Stated exercise: Output the lines of the entries below beginning at the one with "Give me a plain-text" and ending with the last, exactly as written and without pictures.

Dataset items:
-*-*-

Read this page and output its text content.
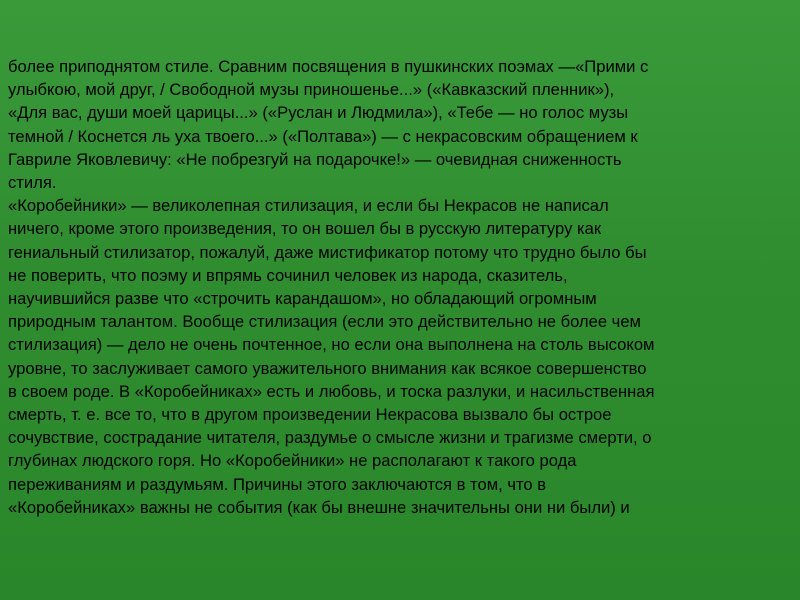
более приподнятом стиле. Сравним посвящения в пушкинских поэмах —«Прими с
улыбкою, мой друг, / Свободной музы приношенье...» («Кавказский пленник»),
«Для вас, души моей царицы...» («Руслан и Людмила»), «Тебе — но голос музы
темной / Коснется ль уха твоего...» («Полтава») — с некрасовским обращением к
Гавриле Яковлевичу: «Не побрезгуй на подарочке!» — очевидная сниженность
стиля.
«Коробейники» — великолепная стилизация, и если бы Некрасов не написал
ничего, кроме этого произведения, то он вошел бы в русскую литературу как
гениальный стилизатор, пожалуй, даже мистификатор потому что трудно было бы
не поверить, что поэму и впрямь сочинил человек из народа, сказитель,
научившийся разве что «строчить карандашом», но обладающий огромным
природным талантом. Вообще стилизация (если это действительно не более чем
стилизация) — дело не очень почтенное, но если она выполнена на столь высоком
уровне, то заслуживает самого уважительного внимания как всякое совершенство
в своем роде. В «Коробейниках» есть и любовь, и тоска разлуки, и насильственная
смерть, т. е. все то, что в другом произведении Некрасова вызвало бы острое
сочувствие, сострадание читателя, раздумье о смысле жизни и трагизме смерти, о
глубинах людского горя. Но «Коробейники» не располагают к такого рода
переживаниям и раздумьям. Причины этого заключаются в том, что в
«Коробейниках» важны не события (как бы внешне значительны они ни были) и
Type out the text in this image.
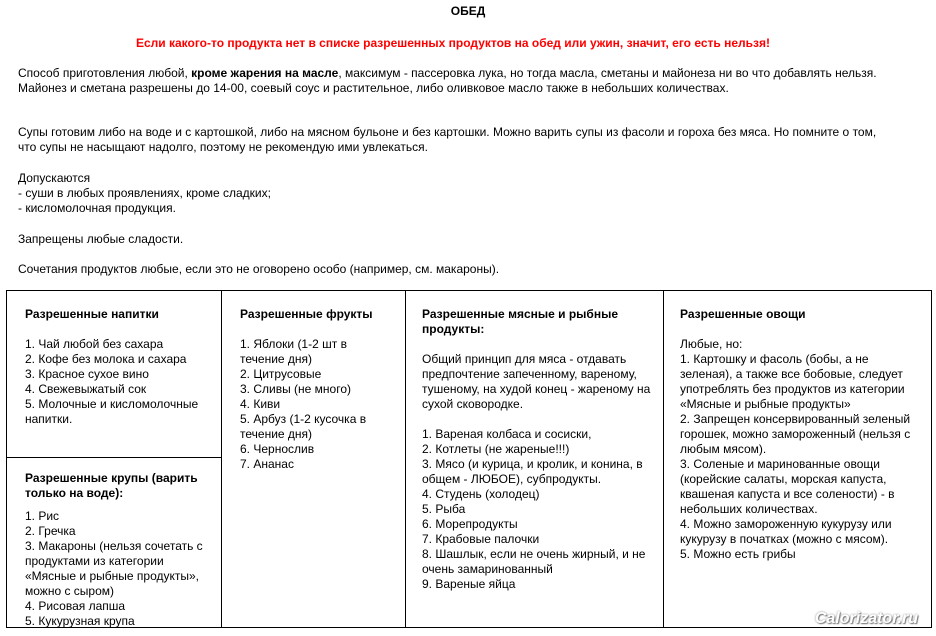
ОБЕД
Если какого-то продукта нет в списке разрешенных продуктов на обед или ужин, значит, его есть нельзя!

Способ приготовления любой, кроме жарения на масле, максимум - пассеровка лука, но тогда масла, сметаны и майонеза ни во что добавлять нельзя. Майонез и сметана разрешены до 14-00, соевый соус и растительное, либо оливковое масло также в небольших количествах.

Супы готовим либо на воде и с картошкой, либо на мясном бульоне и без картошки. Можно варить супы из фасоли и гороха без мяса. Но помните о том, что супы не насыщают надолго, поэтому не рекомендую ими увлекаться.

Допускаются
- суши в любых проявлениях, кроме сладких;
- кисломолочная продукция.

Запрещены любые сладости.

Сочетания продуктов любые, если это не оговорено особо (например, см. макароны).

Разрешенные напитки
1. Чай любой без сахара
2. Кофе без молока и сахара
3. Красное сухое вино
4. Свежевыжатый сок
5. Молочные и кисломолочные напитки.
Разрешенные крупы (варить только на воде):
1. Рис
2. Гречка
3. Макароны (нельзя сочетать с продуктами из категории «Мясные и рыбные продукты», можно с сыром)
4. Рисовая лапша
5. Кукурузная крупа
Разрешенные фрукты
1. Яблоки (1-2 шт в течение дня)
2. Цитрусовые
3. Сливы (не много)
4. Киви
5. Арбуз (1-2 кусочка в течение дня)
6. Чернослив
7. Ананас
Разрешенные мясные и рыбные продукты:

Общий принцип для мяса - отдавать предпочтение запеченному, вареному, тушеному, на худой конец - жареному на сухой сковородке.

1. Вареная колбаса и сосиски,
2. Котлеты (не жареные!!!)
3. Мясо (и курица, и кролик, и конина, в общем - ЛЮБОЕ), субпродукты.
4. Студень (холодец)
5. Рыба
6. Морепродукты
7. Крабовые палочки
8. Шашлык, если не очень жирный, и не очень замаринованный
9. Вареные яйца
Разрешенные овощи

Любые, но:

1. Картошку и фасоль (бобы, а не зеленая), а также все бобовые, следует употреблять без продуктов из категории «Мясные и рыбные продукты»
2. Запрещен консервированный зеленый горошек, можно замороженный (нельзя с любым мясом).
3. Соленые и маринованные овощи (корейские салаты, морская капуста, квашеная капуста и все солености) - в небольших количествах.
4. Можно замороженную кукурузу или кукурузу в початках (можно с мясом).
5. Можно есть грибы
Calorizator.ru
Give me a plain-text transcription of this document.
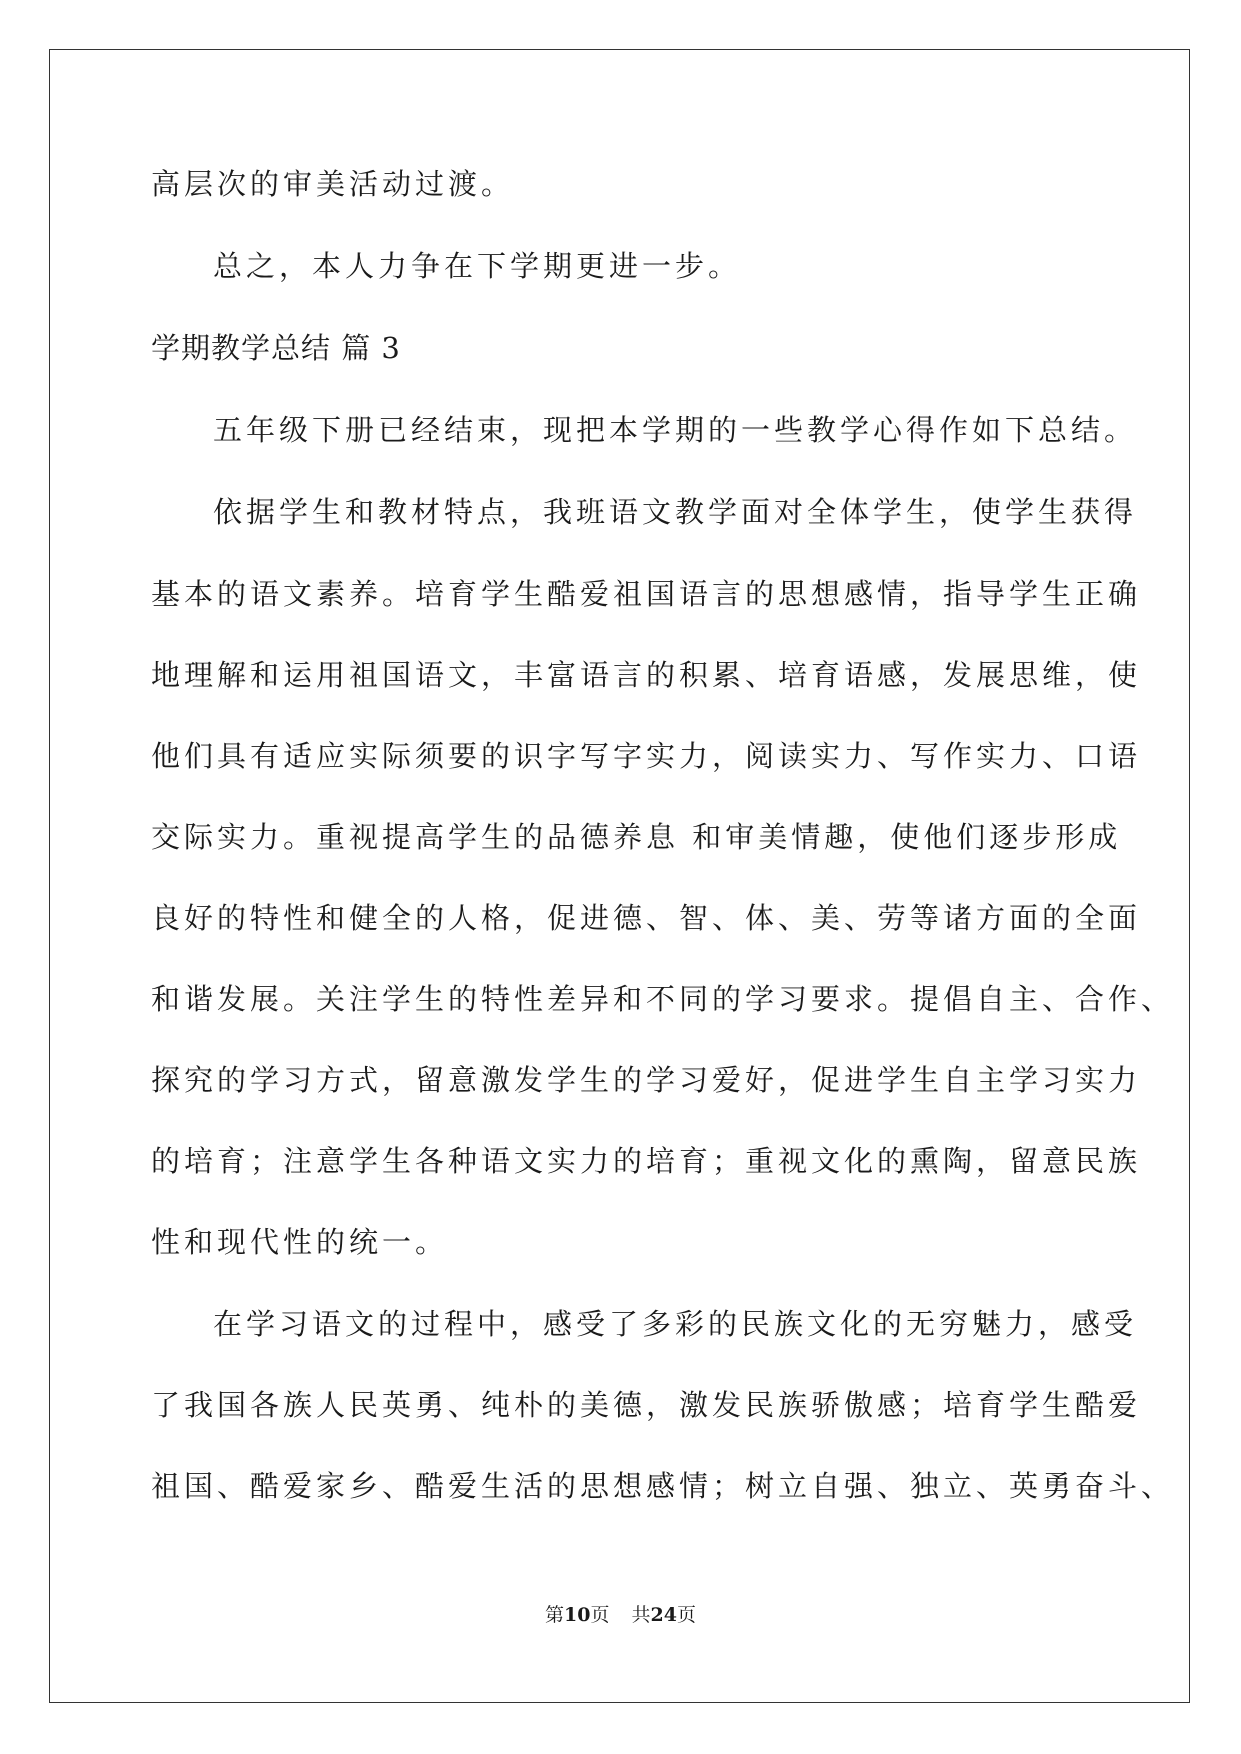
高层次的审美活动过渡。
总之，本人力争在下学期更进一步。
学期教学总结 篇 3
五年级下册已经结束，现把本学期的一些教学心得作如下总结。
依据学生和教材特点，我班语文教学面对全体学生，使学生获得
基本的语文素养。培育学生酷爱祖国语言的思想感情，指导学生正确
地理解和运用祖国语文，丰富语言的积累、培育语感，发展思维，使
他们具有适应实际须要的识字写字实力，阅读实力、写作实力、口语
交际实力。重视提高学生的品德养息 和审美情趣，使他们逐步形成
良好的特性和健全的人格，促进德、智、体、美、劳等诸方面的全面
和谐发展。关注学生的特性差异和不同的学习要求。提倡自主、合作、
探究的学习方式，留意激发学生的学习爱好，促进学生自主学习实力
的培育；注意学生各种语文实力的培育；重视文化的熏陶，留意民族
性和现代性的统一。
在学习语文的过程中，感受了多彩的民族文化的无穷魅力，感受
了我国各族人民英勇、纯朴的美德，激发民族骄傲感；培育学生酷爱
祖国、酷爱家乡、酷爱生活的思想感情；树立自强、独立、英勇奋斗、
第10页 共24页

-*-*-

Final answer:
Give me a plain-text transcription of this document.
高层次的审美活动过渡。
总之，本人力争在下学期更进一步。
学期教学总结 篇 3
五年级下册已经结束，现把本学期的一些教学心得作如下总结。
依据学生和教材特点，我班语文教学面对全体学生，使学生获得
基本的语文素养。培育学生酷爱祖国语言的思想感情，指导学生正确
地理解和运用祖国语文，丰富语言的积累、培育语感，发展思维，使
他们具有适应实际须要的识字写字实力，阅读实力、写作实力、口语
交际实力。重视提高学生的品德养息 和审美情趣，使他们逐步形成
良好的特性和健全的人格，促进德、智、体、美、劳等诸方面的全面
和谐发展。关注学生的特性差异和不同的学习要求。提倡自主、合作、
探究的学习方式，留意激发学生的学习爱好，促进学生自主学习实力
的培育；注意学生各种语文实力的培育；重视文化的熏陶，留意民族
性和现代性的统一。
在学习语文的过程中，感受了多彩的民族文化的无穷魅力，感受
了我国各族人民英勇、纯朴的美德，激发民族骄傲感；培育学生酷爱
祖国、酷爱家乡、酷爱生活的思想感情；树立自强、独立、英勇奋斗、
第10页 共24页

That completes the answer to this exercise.